Records from a data collection:

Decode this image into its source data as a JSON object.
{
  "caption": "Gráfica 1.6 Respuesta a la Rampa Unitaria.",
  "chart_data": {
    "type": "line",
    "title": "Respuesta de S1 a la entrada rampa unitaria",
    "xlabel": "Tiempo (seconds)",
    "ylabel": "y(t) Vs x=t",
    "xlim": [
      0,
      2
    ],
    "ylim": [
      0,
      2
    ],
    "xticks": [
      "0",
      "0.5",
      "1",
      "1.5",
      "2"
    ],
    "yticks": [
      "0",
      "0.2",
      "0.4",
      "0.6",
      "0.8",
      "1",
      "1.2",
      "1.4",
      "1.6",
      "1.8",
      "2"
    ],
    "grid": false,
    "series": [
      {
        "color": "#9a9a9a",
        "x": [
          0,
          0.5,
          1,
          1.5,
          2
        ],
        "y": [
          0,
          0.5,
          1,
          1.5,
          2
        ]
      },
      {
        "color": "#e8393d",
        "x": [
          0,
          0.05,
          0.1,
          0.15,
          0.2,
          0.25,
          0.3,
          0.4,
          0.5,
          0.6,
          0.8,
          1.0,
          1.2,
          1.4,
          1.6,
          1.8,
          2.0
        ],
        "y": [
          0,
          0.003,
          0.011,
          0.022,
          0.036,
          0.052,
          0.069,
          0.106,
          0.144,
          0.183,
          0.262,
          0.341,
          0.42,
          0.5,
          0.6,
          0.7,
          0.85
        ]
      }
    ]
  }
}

■ THE PROBLEM
Output the entries verbatim.

■ RESPONSE BELOW
Decode this image into its source data as a JSON object.
{
  "caption": "Gráfica 1.6 Respuesta a la Rampa Unitaria.",
  "chart_data": {
    "type": "line",
    "title": "Respuesta de S1 a la entrada rampa unitaria",
    "xlabel": "Tiempo (seconds)",
    "ylabel": "y(t) Vs x=t",
    "xlim": [
      0,
      2
    ],
    "ylim": [
      0,
      2
    ],
    "xticks": [
      "0",
      "0.5",
      "1",
      "1.5",
      "2"
    ],
    "yticks": [
      "0",
      "0.2",
      "0.4",
      "0.6",
      "0.8",
      "1",
      "1.2",
      "1.4",
      "1.6",
      "1.8",
      "2"
    ],
    "grid": false,
    "series": [
      {
        "color": "#9a9a9a",
        "x": [
          0,
          0.5,
          1,
          1.5,
          2
        ],
        "y": [
          0,
          0.5,
          1,
          1.5,
          2
        ]
      },
      {
        "color": "#e8393d",
        "x": [
          0,
          0.05,
          0.1,
          0.15,
          0.2,
          0.25,
          0.3,
          0.4,
          0.5,
          0.6,
          0.8,
          1.0,
          1.2,
          1.4,
          1.6,
          1.8,
          2.0
        ],
        "y": [
          0,
          0.003,
          0.011,
          0.022,
          0.036,
          0.052,
          0.069,
          0.106,
          0.144,
          0.183,
          0.262,
          0.341,
          0.42,
          0.5,
          0.6,
          0.7,
          0.85
        ]
      }
    ]
  }
}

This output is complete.